- THE DATA:
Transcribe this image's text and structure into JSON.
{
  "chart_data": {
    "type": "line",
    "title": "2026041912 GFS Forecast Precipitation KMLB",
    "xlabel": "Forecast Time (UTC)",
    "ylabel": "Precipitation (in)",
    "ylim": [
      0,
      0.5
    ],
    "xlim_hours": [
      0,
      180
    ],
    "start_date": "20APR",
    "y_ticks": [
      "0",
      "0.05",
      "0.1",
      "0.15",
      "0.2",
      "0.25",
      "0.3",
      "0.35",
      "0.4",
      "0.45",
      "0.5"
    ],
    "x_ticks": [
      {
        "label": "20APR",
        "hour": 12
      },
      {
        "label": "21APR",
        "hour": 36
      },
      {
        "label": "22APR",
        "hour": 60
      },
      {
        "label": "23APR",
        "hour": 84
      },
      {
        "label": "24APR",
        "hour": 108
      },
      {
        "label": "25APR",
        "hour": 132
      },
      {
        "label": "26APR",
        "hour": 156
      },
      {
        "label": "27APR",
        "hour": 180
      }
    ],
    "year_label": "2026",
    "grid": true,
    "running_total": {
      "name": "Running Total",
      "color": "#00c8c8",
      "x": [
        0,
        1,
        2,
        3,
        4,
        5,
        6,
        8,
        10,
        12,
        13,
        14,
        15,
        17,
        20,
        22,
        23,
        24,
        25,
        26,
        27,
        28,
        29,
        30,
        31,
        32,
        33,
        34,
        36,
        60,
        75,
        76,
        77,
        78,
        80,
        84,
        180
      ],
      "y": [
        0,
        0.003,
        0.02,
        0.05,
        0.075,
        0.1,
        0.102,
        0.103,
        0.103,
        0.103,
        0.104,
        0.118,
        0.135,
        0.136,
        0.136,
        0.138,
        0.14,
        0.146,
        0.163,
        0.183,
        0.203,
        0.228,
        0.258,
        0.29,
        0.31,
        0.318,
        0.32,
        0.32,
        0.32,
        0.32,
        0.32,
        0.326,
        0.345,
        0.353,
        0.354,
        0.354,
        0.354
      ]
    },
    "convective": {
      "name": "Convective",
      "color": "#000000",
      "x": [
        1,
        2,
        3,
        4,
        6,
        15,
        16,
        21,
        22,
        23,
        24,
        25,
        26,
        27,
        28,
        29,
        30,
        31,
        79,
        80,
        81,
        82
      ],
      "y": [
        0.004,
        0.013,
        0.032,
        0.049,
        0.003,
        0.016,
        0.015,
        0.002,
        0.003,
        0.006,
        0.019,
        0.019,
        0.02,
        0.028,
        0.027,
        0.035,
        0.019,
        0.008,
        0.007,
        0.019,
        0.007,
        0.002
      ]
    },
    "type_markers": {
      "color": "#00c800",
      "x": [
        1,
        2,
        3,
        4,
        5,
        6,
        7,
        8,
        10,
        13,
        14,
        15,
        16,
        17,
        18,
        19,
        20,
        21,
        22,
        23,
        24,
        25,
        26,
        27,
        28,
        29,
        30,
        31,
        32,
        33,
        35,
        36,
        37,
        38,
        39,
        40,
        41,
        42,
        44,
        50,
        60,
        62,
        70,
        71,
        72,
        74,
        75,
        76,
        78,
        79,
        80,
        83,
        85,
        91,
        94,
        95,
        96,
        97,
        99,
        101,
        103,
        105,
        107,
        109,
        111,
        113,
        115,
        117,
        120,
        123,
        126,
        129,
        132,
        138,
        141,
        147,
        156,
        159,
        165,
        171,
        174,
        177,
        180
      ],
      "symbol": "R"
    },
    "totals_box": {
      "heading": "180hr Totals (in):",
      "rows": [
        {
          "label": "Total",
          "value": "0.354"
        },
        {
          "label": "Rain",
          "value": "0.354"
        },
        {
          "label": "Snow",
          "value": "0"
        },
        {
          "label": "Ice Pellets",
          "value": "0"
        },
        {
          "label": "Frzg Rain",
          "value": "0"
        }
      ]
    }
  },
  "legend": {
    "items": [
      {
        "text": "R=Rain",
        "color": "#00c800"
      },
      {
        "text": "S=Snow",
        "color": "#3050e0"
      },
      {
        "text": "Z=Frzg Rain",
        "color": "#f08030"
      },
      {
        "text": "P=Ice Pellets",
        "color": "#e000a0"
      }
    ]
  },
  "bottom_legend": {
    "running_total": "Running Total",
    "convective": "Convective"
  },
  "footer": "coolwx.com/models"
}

- WRITTEN REQUEST: Could you transcribe the records in full, exactly?

- CORRECT RESPONSE:
Transcribe this image's text and structure into JSON.
{
  "chart_data": {
    "type": "line",
    "title": "2026041912 GFS Forecast Precipitation KMLB",
    "xlabel": "Forecast Time (UTC)",
    "ylabel": "Precipitation (in)",
    "ylim": [
      0,
      0.5
    ],
    "xlim_hours": [
      0,
      180
    ],
    "start_date": "20APR",
    "y_ticks": [
      "0",
      "0.05",
      "0.1",
      "0.15",
      "0.2",
      "0.25",
      "0.3",
      "0.35",
      "0.4",
      "0.45",
      "0.5"
    ],
    "x_ticks": [
      {
        "label": "20APR",
        "hour": 12
      },
      {
        "label": "21APR",
        "hour": 36
      },
      {
        "label": "22APR",
        "hour": 60
      },
      {
        "label": "23APR",
        "hour": 84
      },
      {
        "label": "24APR",
        "hour": 108
      },
      {
        "label": "25APR",
        "hour": 132
      },
      {
        "label": "26APR",
        "hour": 156
      },
      {
        "label": "27APR",
        "hour": 180
      }
    ],
    "year_label": "2026",
    "grid": true,
    "running_total": {
      "name": "Running Total",
      "color": "#00c8c8",
      "x": [
        0,
        1,
        2,
        3,
        4,
        5,
        6,
        8,
        10,
        12,
        13,
        14,
        15,
        17,
        20,
        22,
        23,
        24,
        25,
        26,
        27,
        28,
        29,
        30,
        31,
        32,
        33,
        34,
        36,
        60,
        75,
        76,
        77,
        78,
        80,
        84,
        180
      ],
      "y": [
        0,
        0.003,
        0.02,
        0.05,
        0.075,
        0.1,
        0.102,
        0.103,
        0.103,
        0.103,
        0.104,
        0.118,
        0.135,
        0.136,
        0.136,
        0.138,
        0.14,
        0.146,
        0.163,
        0.183,
        0.203,
        0.228,
        0.258,
        0.29,
        0.31,
        0.318,
        0.32,
        0.32,
        0.32,
        0.32,
        0.32,
        0.326,
        0.345,
        0.353,
        0.354,
        0.354,
        0.354
      ]
    },
    "convective": {
      "name": "Convective",
      "color": "#000000",
      "x": [
        1,
        2,
        3,
        4,
        6,
        15,
        16,
        21,
        22,
        23,
        24,
        25,
        26,
        27,
        28,
        29,
        30,
        31,
        79,
        80,
        81,
        82
      ],
      "y": [
        0.004,
        0.013,
        0.032,
        0.049,
        0.003,
        0.016,
        0.015,
        0.002,
        0.003,
        0.006,
        0.019,
        0.019,
        0.02,
        0.028,
        0.027,
        0.035,
        0.019,
        0.008,
        0.007,
        0.019,
        0.007,
        0.002
      ]
    },
    "type_markers": {
      "color": "#00c800",
      "x": [
        1,
        2,
        3,
        4,
        5,
        6,
        7,
        8,
        10,
        13,
        14,
        15,
        16,
        17,
        18,
        19,
        20,
        21,
        22,
        23,
        24,
        25,
        26,
        27,
        28,
        29,
        30,
        31,
        32,
        33,
        35,
        36,
        37,
        38,
        39,
        40,
        41,
        42,
        44,
        50,
        60,
        62,
        70,
        71,
        72,
        74,
        75,
        76,
        78,
        79,
        80,
        83,
        85,
        91,
        94,
        95,
        96,
        97,
        99,
        101,
        103,
        105,
        107,
        109,
        111,
        113,
        115,
        117,
        120,
        123,
        126,
        129,
        132,
        138,
        141,
        147,
        156,
        159,
        165,
        171,
        174,
        177,
        180
      ],
      "symbol": "R"
    },
    "totals_box": {
      "heading": "180hr Totals (in):",
      "rows": [
        {
          "label": "Total",
          "value": "0.354"
        },
        {
          "label": "Rain",
          "value": "0.354"
        },
        {
          "label": "Snow",
          "value": "0"
        },
        {
          "label": "Ice Pellets",
          "value": "0"
        },
        {
          "label": "Frzg Rain",
          "value": "0"
        }
      ]
    }
  },
  "legend": {
    "items": [
      {
        "text": "R=Rain",
        "color": "#00c800"
      },
      {
        "text": "S=Snow",
        "color": "#3050e0"
      },
      {
        "text": "Z=Frzg Rain",
        "color": "#f08030"
      },
      {
        "text": "P=Ice Pellets",
        "color": "#e000a0"
      }
    ]
  },
  "bottom_legend": {
    "running_total": "Running Total",
    "convective": "Convective"
  },
  "footer": "coolwx.com/models"
}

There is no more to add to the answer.